### Dataset items
-- BEGIN --
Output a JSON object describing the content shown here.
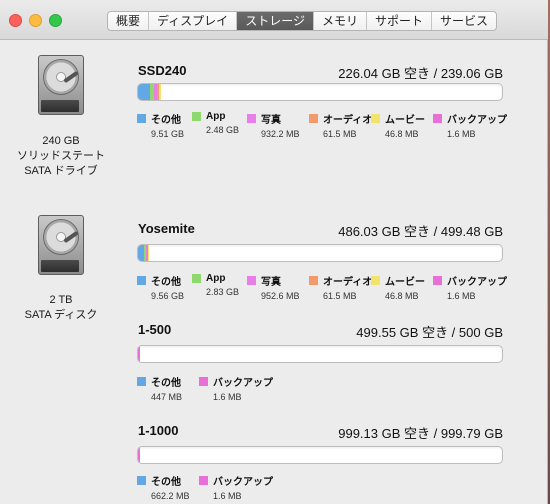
{
  "window": {
    "tabs": [
      {
        "label": "概要"
      },
      {
        "label": "ディスプレイ"
      },
      {
        "label": "ストレージ"
      },
      {
        "label": "メモリ"
      },
      {
        "label": "サポート"
      },
      {
        "label": "サービス"
      }
    ],
    "active_tab": "ストレージ"
  },
  "disks": [
    {
      "label_line1": "240 GB",
      "label_line2": "ソリッドステート",
      "label_line3": "SATA ドライブ"
    },
    {
      "label_line1": "2 TB",
      "label_line2": "SATA ディスク"
    }
  ],
  "volumes": [
    {
      "name": "SSD240",
      "free_text": "226.04 GB 空き / 239.06 GB",
      "legend": [
        {
          "name": "その他",
          "size": "9.51 GB",
          "color": "#62a8e4"
        },
        {
          "name": "App",
          "size": "2.48 GB",
          "color": "#8ed86e"
        },
        {
          "name": "写真",
          "size": "932.2 MB",
          "color": "#e87ee8"
        },
        {
          "name": "オーディオ",
          "size": "61.5 MB",
          "color": "#f29a6c"
        },
        {
          "name": "ムービー",
          "size": "46.8 MB",
          "color": "#f2e46a"
        },
        {
          "name": "バックアップ",
          "size": "1.6 MB",
          "color": "#e86fd6"
        }
      ]
    },
    {
      "name": "Yosemite",
      "free_text": "486.03 GB 空き / 499.48 GB",
      "legend": [
        {
          "name": "その他",
          "size": "9.56 GB",
          "color": "#62a8e4"
        },
        {
          "name": "App",
          "size": "2.83 GB",
          "color": "#8ed86e"
        },
        {
          "name": "写真",
          "size": "952.6 MB",
          "color": "#e87ee8"
        },
        {
          "name": "オーディオ",
          "size": "61.5 MB",
          "color": "#f29a6c"
        },
        {
          "name": "ムービー",
          "size": "46.8 MB",
          "color": "#f2e46a"
        },
        {
          "name": "バックアップ",
          "size": "1.6 MB",
          "color": "#e86fd6"
        }
      ]
    },
    {
      "name": "1-500",
      "free_text": "499.55 GB 空き / 500 GB",
      "legend": [
        {
          "name": "その他",
          "size": "447 MB",
          "color": "#62a8e4"
        },
        {
          "name": "バックアップ",
          "size": "1.6 MB",
          "color": "#e86fd6"
        }
      ]
    },
    {
      "name": "1-1000",
      "free_text": "999.13 GB 空き / 999.79 GB",
      "legend": [
        {
          "name": "その他",
          "size": "662.2 MB",
          "color": "#62a8e4"
        },
        {
          "name": "バックアップ",
          "size": "1.6 MB",
          "color": "#e86fd6"
        }
      ]
    }
  ]
}
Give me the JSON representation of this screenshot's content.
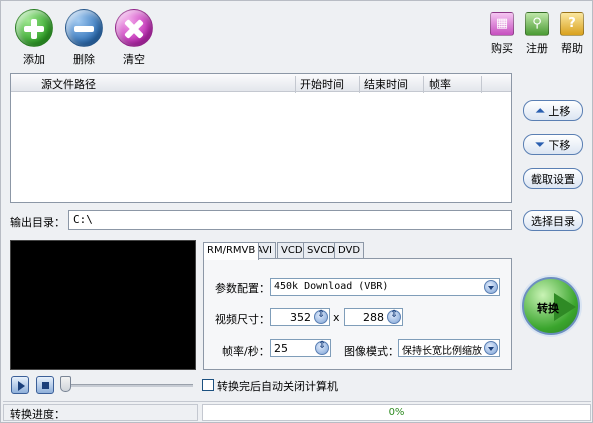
{
  "toolbar": {
    "add_label": "添加",
    "delete_label": "删除",
    "clear_label": "清空",
    "buy_label": "购买",
    "register_label": "注册",
    "help_label": "帮助"
  },
  "file_list": {
    "columns": [
      "源文件路径",
      "开始时间",
      "结束时间",
      "帧率"
    ],
    "rows": []
  },
  "side_buttons": {
    "move_up": "上移",
    "move_down": "下移",
    "capture_settings": "截取设置",
    "choose_dir": "选择目录"
  },
  "output": {
    "label": "输出目录：",
    "value": "C:\\"
  },
  "tabs": [
    "RM/RMVB",
    "AVI",
    "VCD",
    "SVCD",
    "DVD"
  ],
  "settings": {
    "preset_label": "参数配置：",
    "preset_value": "450k Download (VBR)",
    "size_label": "视频尺寸：",
    "width": "352",
    "size_sep": "x",
    "height": "288",
    "fps_label": "帧率/秒：",
    "fps_value": "25",
    "image_mode_label": "图像模式：",
    "image_mode_value": "保持长宽比例缩放"
  },
  "convert_button": "转换",
  "shutdown_option": "转换完后自动关闭计算机",
  "status": {
    "label": "转换进度：",
    "progress_text": "0%",
    "progress": 0
  },
  "colors": {
    "accent": "#2c6fb7",
    "progress": "#2c8a1f"
  }
}
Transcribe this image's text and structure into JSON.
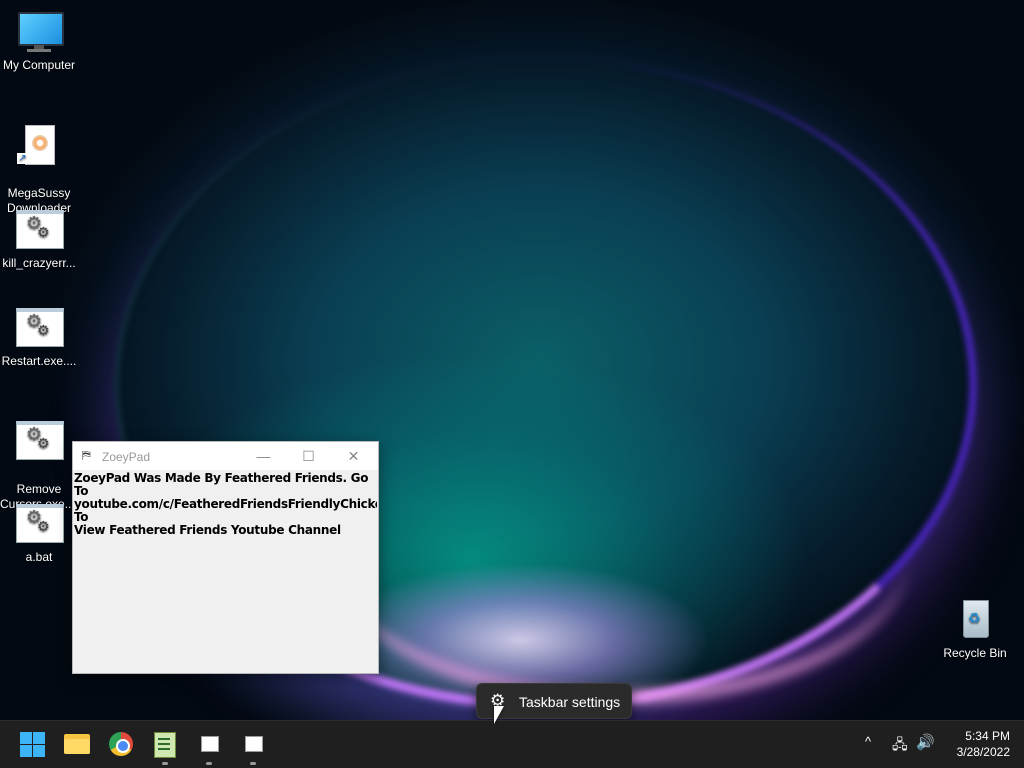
{
  "desktop": {
    "icons": [
      {
        "label": "My Computer",
        "icon": "monitor-icon"
      },
      {
        "label": "MegaSussy\nDownloader",
        "icon": "shortcut-document-icon"
      },
      {
        "label": "kill_crazyerr...",
        "icon": "executable-icon"
      },
      {
        "label": "Restart.exe....",
        "icon": "executable-icon"
      },
      {
        "label": "Remove\nCursors.exe....",
        "icon": "executable-icon"
      },
      {
        "label": "a.bat",
        "icon": "executable-icon"
      },
      {
        "label": "Recycle Bin",
        "icon": "recycle-bin-icon"
      }
    ]
  },
  "window": {
    "title": "ZoeyPad",
    "icon": "zoeypad-app-icon",
    "content": "ZoeyPad Was Made By Feathered Friends. Go To\nyoutube.com/c/FeatheredFriendsFriendlyChickens To\nView Feathered Friends Youtube Channel",
    "controls": {
      "minimize": "—",
      "maximize": "☐",
      "close": "✕"
    }
  },
  "context_menu": {
    "items": [
      {
        "label": "Taskbar settings",
        "icon": "gear-icon"
      }
    ]
  },
  "taskbar": {
    "apps": [
      {
        "name": "start",
        "icon": "windows-logo-icon"
      },
      {
        "name": "file-explorer",
        "icon": "folder-icon"
      },
      {
        "name": "chrome",
        "icon": "chrome-icon"
      },
      {
        "name": "notepad",
        "icon": "notepad-icon"
      },
      {
        "name": "app",
        "icon": "app-window-icon"
      },
      {
        "name": "app",
        "icon": "app-window-icon"
      }
    ],
    "tray": {
      "chevron": "^",
      "time": "5:34 PM",
      "date": "3/28/2022"
    }
  },
  "colors": {
    "taskbar_bg": "#1f1f1f",
    "accent": "#3cb4f5",
    "context_menu_bg": "#2b2b2b"
  }
}
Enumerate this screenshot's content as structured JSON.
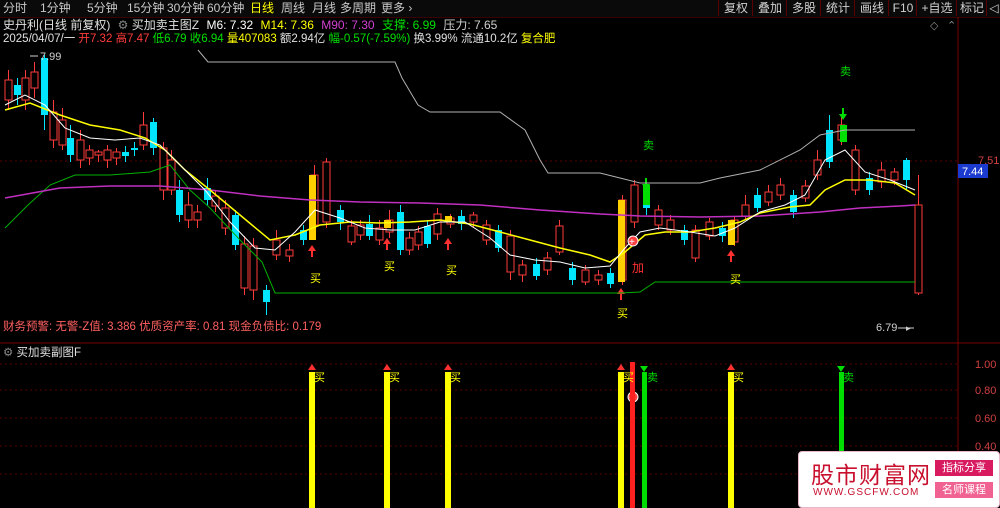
{
  "toolbar": {
    "tabs": [
      "分时",
      "1分钟",
      "5分钟",
      "15分钟",
      "30分钟",
      "60分钟",
      "日线",
      "周线",
      "月线",
      "多周期",
      "更多"
    ],
    "active_tab": "日线",
    "right_buttons": [
      "复权",
      "叠加",
      "多股",
      "统计",
      "画线",
      "F10",
      "+自选",
      "标记",
      "◁"
    ]
  },
  "header": {
    "stock_name": "史丹利(日线 前复权)",
    "indicator_name": "买加卖主图Z",
    "m6": "M6: 7.32",
    "m14": "M14: 7.36",
    "m90": "M90: 7.30",
    "support": "支撑: 6.99",
    "pressure": "压力: 7.65",
    "date": "2025/04/07/一",
    "open": "开7.32",
    "high": "高7.47",
    "low": "低6.79",
    "close": "收6.94",
    "volume": "量407083",
    "amount": "额2.94亿",
    "change": "幅-0.57(-7.59%)",
    "turnover": "换3.99%",
    "float_cap": "流通10.2亿",
    "adjust": "复合肥"
  },
  "colors": {
    "up": "#ff3c3c",
    "down": "#00e5ff",
    "m6": "#ffffff",
    "m14": "#ffff00",
    "m90": "#c030c0",
    "support": "#00c000",
    "pressure": "#c8c8c8",
    "buy": "#ffff00",
    "sell": "#00dd00"
  },
  "main_chart": {
    "price_max": "7.99",
    "price_min": "6.79",
    "axis_price": "7.51",
    "current_price": "7.44",
    "buy_label": "买",
    "sell_label": "卖",
    "add_label": "加",
    "finance_text": "财务预警: 无警-Z值: 3.386 优质资产率: 0.81 现金负债比: 0.179"
  },
  "sub_chart": {
    "title": "买加卖副图F",
    "ticks": [
      "1.00",
      "0.80",
      "0.60",
      "0.40"
    ]
  },
  "watermark": {
    "title": "股市财富网",
    "url": "WWW.GSCFW.COM",
    "tag1": "指标分享",
    "tag2": "名师课程"
  }
}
-- END --
### SET TASK
Transcribe every record above exactly, leaving out the pictures.

### REPLY
Output a JSON object describing the content shown here.
{
  "window": {
    "tabs": [
      {
        "label": "概要"
      },
      {
        "label": "ディスプレイ"
      },
      {
        "label": "ストレージ"
      },
      {
        "label": "メモリ"
      },
      {
        "label": "サポート"
      },
      {
        "label": "サービス"
      }
    ],
    "active_tab": "ストレージ"
  },
  "disks": [
    {
      "label_line1": "240 GB",
      "label_line2": "ソリッドステート",
      "label_line3": "SATA ドライブ"
    },
    {
      "label_line1": "2 TB",
      "label_line2": "SATA ディスク"
    }
  ],
  "volumes": [
    {
      "name": "SSD240",
      "free_text": "226.04 GB 空き / 239.06 GB",
      "legend": [
        {
          "name": "その他",
          "size": "9.51 GB",
          "color": "#62a8e4"
        },
        {
          "name": "App",
          "size": "2.48 GB",
          "color": "#8ed86e"
        },
        {
          "name": "写真",
          "size": "932.2 MB",
          "color": "#e87ee8"
        },
        {
          "name": "オーディオ",
          "size": "61.5 MB",
          "color": "#f29a6c"
        },
        {
          "name": "ムービー",
          "size": "46.8 MB",
          "color": "#f2e46a"
        },
        {
          "name": "バックアップ",
          "size": "1.6 MB",
          "color": "#e86fd6"
        }
      ]
    },
    {
      "name": "Yosemite",
      "free_text": "486.03 GB 空き / 499.48 GB",
      "legend": [
        {
          "name": "その他",
          "size": "9.56 GB",
          "color": "#62a8e4"
        },
        {
          "name": "App",
          "size": "2.83 GB",
          "color": "#8ed86e"
        },
        {
          "name": "写真",
          "size": "952.6 MB",
          "color": "#e87ee8"
        },
        {
          "name": "オーディオ",
          "size": "61.5 MB",
          "color": "#f29a6c"
        },
        {
          "name": "ムービー",
          "size": "46.8 MB",
          "color": "#f2e46a"
        },
        {
          "name": "バックアップ",
          "size": "1.6 MB",
          "color": "#e86fd6"
        }
      ]
    },
    {
      "name": "1-500",
      "free_text": "499.55 GB 空き / 500 GB",
      "legend": [
        {
          "name": "その他",
          "size": "447 MB",
          "color": "#62a8e4"
        },
        {
          "name": "バックアップ",
          "size": "1.6 MB",
          "color": "#e86fd6"
        }
      ]
    },
    {
      "name": "1-1000",
      "free_text": "999.13 GB 空き / 999.79 GB",
      "legend": [
        {
          "name": "その他",
          "size": "662.2 MB",
          "color": "#62a8e4"
        },
        {
          "name": "バックアップ",
          "size": "1.6 MB",
          "color": "#e86fd6"
        }
      ]
    }
  ]
}
Give me the JSON representation of this screenshot's content.
{
  "toolbar": {
    "add_label": "添加",
    "delete_label": "删除",
    "clear_label": "清空",
    "buy_label": "购买",
    "register_label": "注册",
    "help_label": "帮助"
  },
  "file_list": {
    "columns": [
      "源文件路径",
      "开始时间",
      "结束时间",
      "帧率"
    ],
    "rows": []
  },
  "side_buttons": {
    "move_up": "上移",
    "move_down": "下移",
    "capture_settings": "截取设置",
    "choose_dir": "选择目录"
  },
  "output": {
    "label": "输出目录：",
    "value": "C:\\"
  },
  "tabs": [
    "RM/RMVB",
    "AVI",
    "VCD",
    "SVCD",
    "DVD"
  ],
  "settings": {
    "preset_label": "参数配置：",
    "preset_value": "450k Download (VBR)",
    "size_label": "视频尺寸：",
    "width": "352",
    "size_sep": "x",
    "height": "288",
    "fps_label": "帧率/秒：",
    "fps_value": "25",
    "image_mode_label": "图像模式：",
    "image_mode_value": "保持长宽比例缩放"
  },
  "convert_button": "转换",
  "shutdown_option": "转换完后自动关闭计算机",
  "status": {
    "label": "转换进度：",
    "progress_text": "0%",
    "progress": 0
  },
  "colors": {
    "accent": "#2c6fb7",
    "progress": "#2c8a1f"
  }
}
Transcribe this image's text and structure into JSON.
{
  "desktop": {
    "icons": [
      {
        "label": "My Computer",
        "icon": "monitor-icon"
      },
      {
        "label": "MegaSussy\nDownloader",
        "icon": "shortcut-document-icon"
      },
      {
        "label": "kill_crazyerr...",
        "icon": "executable-icon"
      },
      {
        "label": "Restart.exe....",
        "icon": "executable-icon"
      },
      {
        "label": "Remove\nCursors.exe....",
        "icon": "executable-icon"
      },
      {
        "label": "a.bat",
        "icon": "executable-icon"
      },
      {
        "label": "Recycle Bin",
        "icon": "recycle-bin-icon"
      }
    ]
  },
  "window": {
    "title": "ZoeyPad",
    "icon": "zoeypad-app-icon",
    "content": "ZoeyPad Was Made By Feathered Friends. Go To\nyoutube.com/c/FeatheredFriendsFriendlyChickens To\nView Feathered Friends Youtube Channel",
    "controls": {
      "minimize": "—",
      "maximize": "☐",
      "close": "✕"
    }
  },
  "context_menu": {
    "items": [
      {
        "label": "Taskbar settings",
        "icon": "gear-icon"
      }
    ]
  },
  "taskbar": {
    "apps": [
      {
        "name": "start",
        "icon": "windows-logo-icon"
      },
      {
        "name": "file-explorer",
        "icon": "folder-icon"
      },
      {
        "name": "chrome",
        "icon": "chrome-icon"
      },
      {
        "name": "notepad",
        "icon": "notepad-icon"
      },
      {
        "name": "app",
        "icon": "app-window-icon"
      },
      {
        "name": "app",
        "icon": "app-window-icon"
      }
    ],
    "tray": {
      "chevron": "^",
      "time": "5:34 PM",
      "date": "3/28/2022"
    }
  },
  "colors": {
    "taskbar_bg": "#1f1f1f",
    "accent": "#3cb4f5",
    "context_menu_bg": "#2b2b2b"
  }
}
Enumerate this screenshot's content as structured JSON.
{
  "toolbar": {
    "tabs": [
      "分时",
      "1分钟",
      "5分钟",
      "15分钟",
      "30分钟",
      "60分钟",
      "日线",
      "周线",
      "月线",
      "多周期",
      "更多"
    ],
    "active_tab": "日线",
    "right_buttons": [
      "复权",
      "叠加",
      "多股",
      "统计",
      "画线",
      "F10",
      "+自选",
      "标记",
      "◁"
    ]
  },
  "header": {
    "stock_name": "史丹利(日线 前复权)",
    "indicator_name": "买加卖主图Z",
    "m6": "M6: 7.32",
    "m14": "M14: 7.36",
    "m90": "M90: 7.30",
    "support": "支撑: 6.99",
    "pressure": "压力: 7.65",
    "date": "2025/04/07/一",
    "open": "开7.32",
    "high": "高7.47",
    "low": "低6.79",
    "close": "收6.94",
    "volume": "量407083",
    "amount": "额2.94亿",
    "change": "幅-0.57(-7.59%)",
    "turnover": "换3.99%",
    "float_cap": "流通10.2亿",
    "adjust": "复合肥"
  },
  "colors": {
    "up": "#ff3c3c",
    "down": "#00e5ff",
    "m6": "#ffffff",
    "m14": "#ffff00",
    "m90": "#c030c0",
    "support": "#00c000",
    "pressure": "#c8c8c8",
    "buy": "#ffff00",
    "sell": "#00dd00"
  },
  "main_chart": {
    "price_max": "7.99",
    "price_min": "6.79",
    "axis_price": "7.51",
    "current_price": "7.44",
    "buy_label": "买",
    "sell_label": "卖",
    "add_label": "加",
    "finance_text": "财务预警: 无警-Z值: 3.386 优质资产率: 0.81 现金负债比: 0.179"
  },
  "sub_chart": {
    "title": "买加卖副图F",
    "ticks": [
      "1.00",
      "0.80",
      "0.60",
      "0.40"
    ]
  },
  "watermark": {
    "title": "股市财富网",
    "url": "WWW.GSCFW.COM",
    "tag1": "指标分享",
    "tag2": "名师课程"
  }
}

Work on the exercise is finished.